>> START
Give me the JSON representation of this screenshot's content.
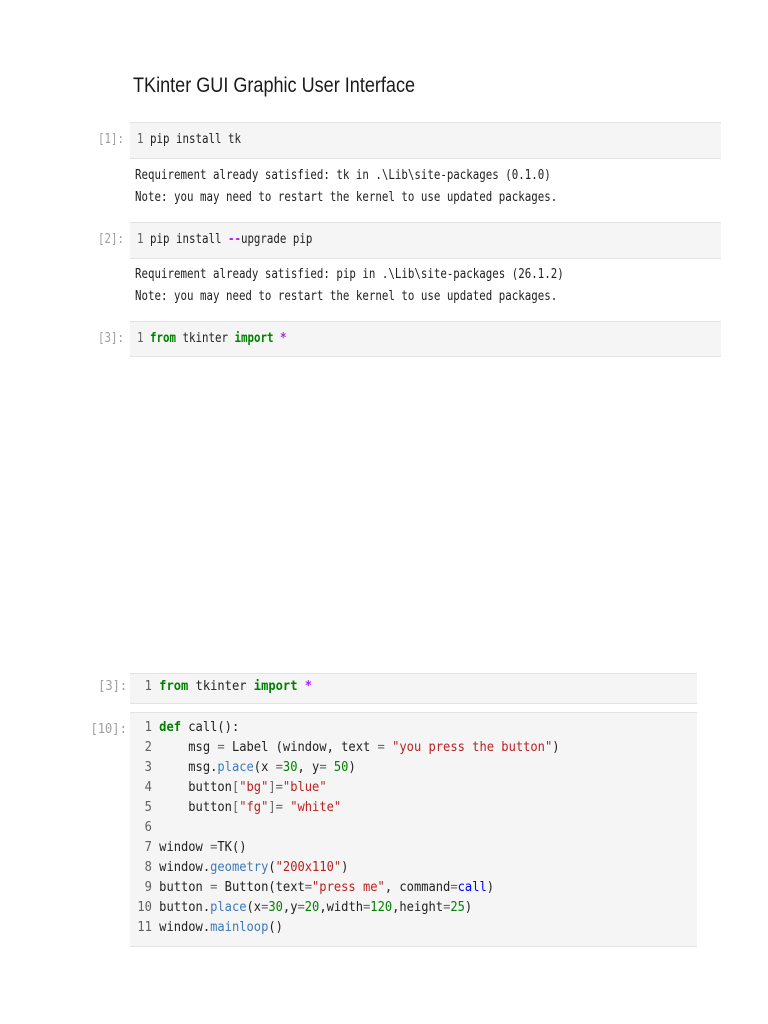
{
  "title": "TKinter GUI Graphic User Interface",
  "cells_top": [
    {
      "prompt": "[1]:",
      "line_no": "1",
      "code": "pip install tk",
      "output": [
        "Requirement already satisfied: tk in .\\Lib\\site-packages (0.1.0)",
        "Note: you may need to restart the kernel to use updated packages."
      ]
    },
    {
      "prompt": "[2]:",
      "line_no": "1",
      "code_a": "pip install ",
      "code_op": "--",
      "code_b": "upgrade pip",
      "output": [
        "Requirement already satisfied: pip in .\\Lib\\site-packages (26.1.2)",
        "Note: you may need to restart the kernel to use updated packages."
      ]
    },
    {
      "prompt": "[3]:",
      "line_no": "1",
      "kw1": "from",
      "mod": " tkinter ",
      "kw2": "import",
      "star": " *"
    }
  ],
  "cells_bottom": [
    {
      "prompt": "[3]:",
      "line_no": "1",
      "kw1": "from",
      "mod": " tkinter ",
      "kw2": "import",
      "star": " *"
    },
    {
      "prompt": "[10]:",
      "lines": [
        {
          "n": "1",
          "t": "def call():"
        },
        {
          "n": "2",
          "t": "    msg = Label (window, text = \"you press the button\")"
        },
        {
          "n": "3",
          "t": "    msg.place(x =30, y= 50)"
        },
        {
          "n": "4",
          "t": "    button[\"bg\"]=\"blue\""
        },
        {
          "n": "5",
          "t": "    button[\"fg\"]= \"white\""
        },
        {
          "n": "6",
          "t": ""
        },
        {
          "n": "7",
          "t": "window =TK()"
        },
        {
          "n": "8",
          "t": "window.geometry(\"200x110\")"
        },
        {
          "n": "9",
          "t": "button = Button(text=\"press me\", command=call)"
        },
        {
          "n": "10",
          "t": "button.place(x=30,y=20,width=120,height=25)"
        },
        {
          "n": "11",
          "t": "window.mainloop()"
        }
      ]
    }
  ]
}
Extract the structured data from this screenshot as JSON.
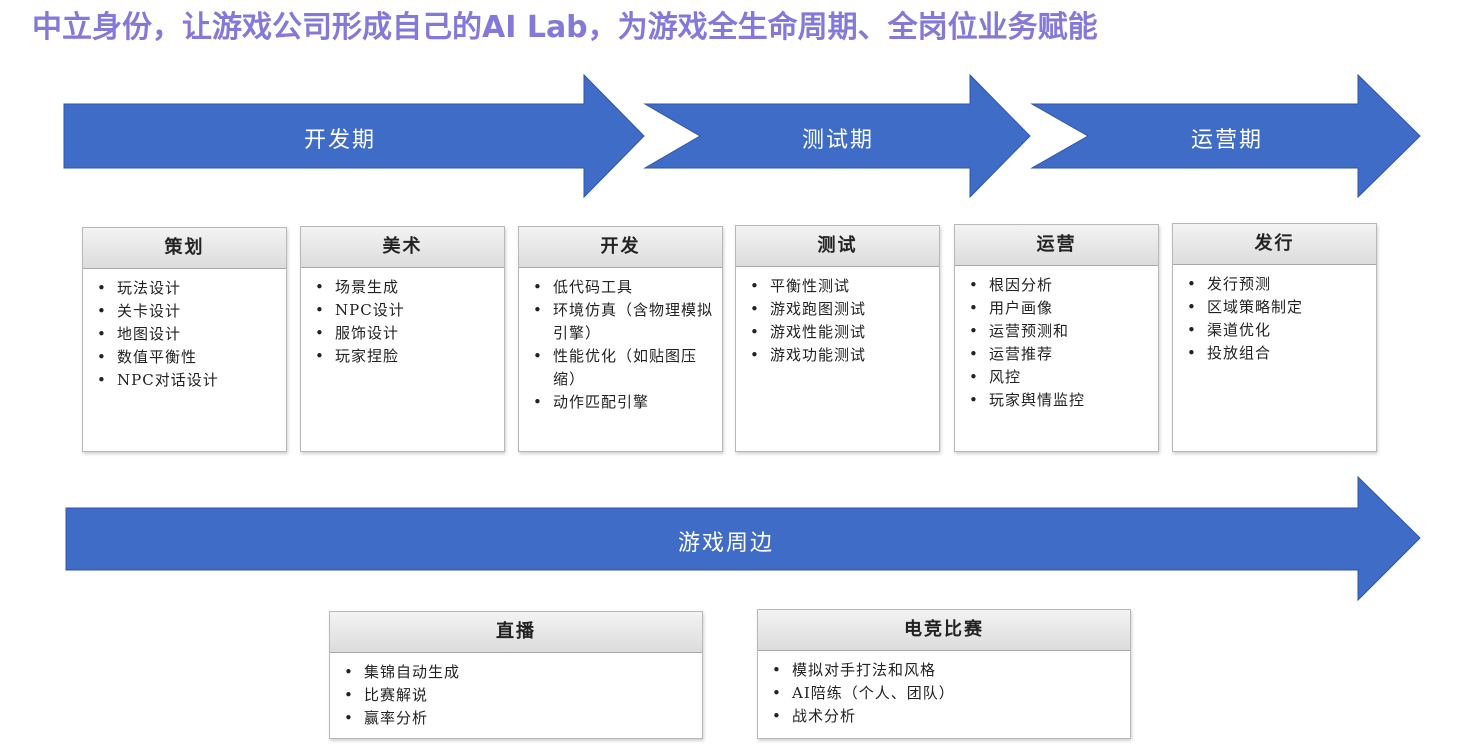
{
  "title": "中立身份，让游戏公司形成自己的AI Lab，为游戏全生命周期、全岗位业务赋能",
  "colors": {
    "title": "#8478d8",
    "arrow": "#3f6cc7",
    "arrow_edge": "#2f55a8"
  },
  "phases": [
    {
      "label": "开发期"
    },
    {
      "label": "测试期"
    },
    {
      "label": "运营期"
    }
  ],
  "cards": [
    {
      "title": "策划",
      "items": [
        "玩法设计",
        "关卡设计",
        "地图设计",
        "数值平衡性",
        "NPC对话设计"
      ]
    },
    {
      "title": "美术",
      "items": [
        "场景生成",
        "NPC设计",
        "服饰设计",
        "玩家捏脸"
      ]
    },
    {
      "title": "开发",
      "items": [
        "低代码工具",
        "环境仿真（含物理模拟引擎）",
        "性能优化（如贴图压缩）",
        "动作匹配引擎"
      ]
    },
    {
      "title": "测试",
      "items": [
        "平衡性测试",
        "游戏跑图测试",
        "游戏性能测试",
        "游戏功能测试"
      ]
    },
    {
      "title": "运营",
      "items": [
        "根因分析",
        "用户画像",
        "运营预测和",
        "运营推荐",
        "风控",
        "玩家舆情监控"
      ]
    },
    {
      "title": "发行",
      "items": [
        "发行预测",
        "区域策略制定",
        "渠道优化",
        "投放组合"
      ]
    }
  ],
  "periphery": {
    "label": "游戏周边"
  },
  "bottom_cards": [
    {
      "title": "直播",
      "items": [
        "集锦自动生成",
        "比赛解说",
        "赢率分析"
      ]
    },
    {
      "title": "电竞比赛",
      "items": [
        "模拟对手打法和风格",
        "AI陪练（个人、团队）",
        "战术分析"
      ]
    }
  ]
}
>> END
TASK OBJECTIVE
Using the listing, collect all lines in which the string "window" is found.

EXERCISE RESULT
          "t": "    msg = Label (window, text = \"you press the button\")"
          "t": "window =TK()"
          "t": "window.geometry(\"200x110\")"
          "t": "window.mainloop()"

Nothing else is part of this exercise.